***** Entries shown

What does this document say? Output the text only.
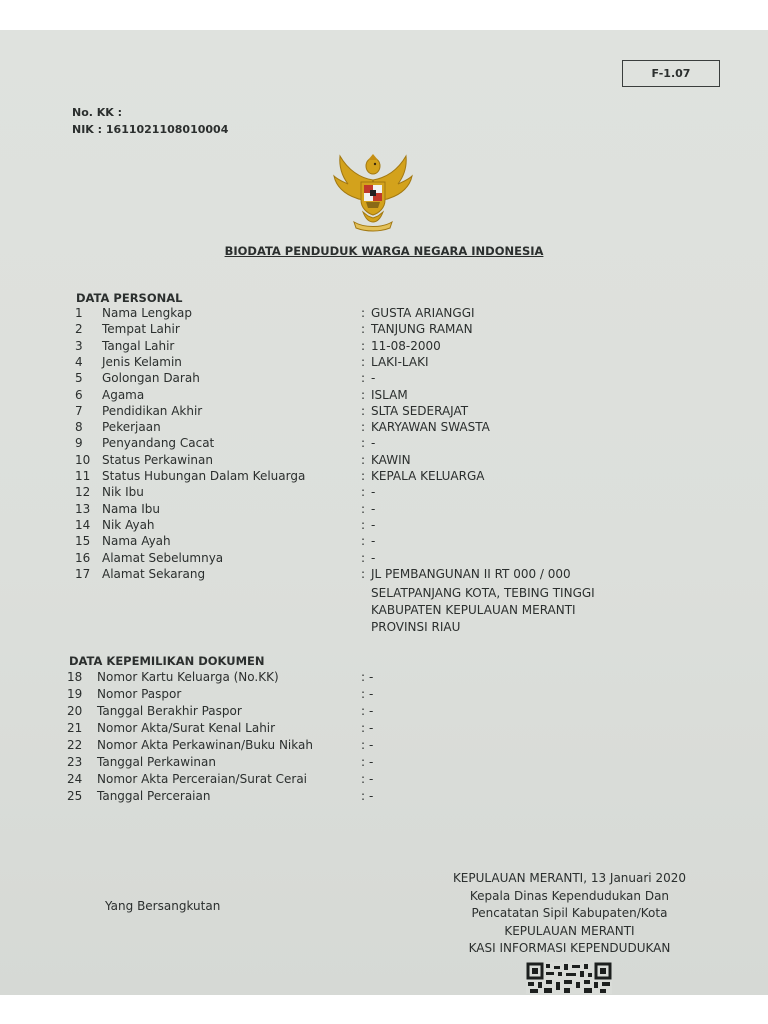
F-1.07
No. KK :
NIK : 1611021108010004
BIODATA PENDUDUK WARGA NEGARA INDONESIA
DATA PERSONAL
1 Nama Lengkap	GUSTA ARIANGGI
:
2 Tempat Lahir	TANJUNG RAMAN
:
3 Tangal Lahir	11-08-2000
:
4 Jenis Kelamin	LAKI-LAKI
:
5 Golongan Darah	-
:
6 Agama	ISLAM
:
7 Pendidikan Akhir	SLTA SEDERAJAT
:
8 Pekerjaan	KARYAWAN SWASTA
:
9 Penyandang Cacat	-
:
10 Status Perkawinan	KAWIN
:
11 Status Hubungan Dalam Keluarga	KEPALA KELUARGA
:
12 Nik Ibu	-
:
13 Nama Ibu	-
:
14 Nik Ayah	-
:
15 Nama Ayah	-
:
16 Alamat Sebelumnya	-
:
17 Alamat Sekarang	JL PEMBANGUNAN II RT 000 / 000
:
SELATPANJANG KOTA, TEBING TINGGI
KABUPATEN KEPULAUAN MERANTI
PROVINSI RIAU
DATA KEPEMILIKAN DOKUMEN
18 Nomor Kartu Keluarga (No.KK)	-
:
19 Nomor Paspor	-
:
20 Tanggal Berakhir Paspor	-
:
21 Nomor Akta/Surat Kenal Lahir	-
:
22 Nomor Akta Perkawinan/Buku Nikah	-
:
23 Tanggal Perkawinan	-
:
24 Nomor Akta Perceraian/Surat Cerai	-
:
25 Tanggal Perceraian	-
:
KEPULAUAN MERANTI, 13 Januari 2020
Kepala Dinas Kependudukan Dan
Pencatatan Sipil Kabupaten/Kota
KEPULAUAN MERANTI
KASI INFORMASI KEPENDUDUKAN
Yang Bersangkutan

**********

■ **Task to complete**:
Tally how many lines of the material contain the word "Paspor". The answer must be the number and nothing else.

■ **Answer for this exercise**:
2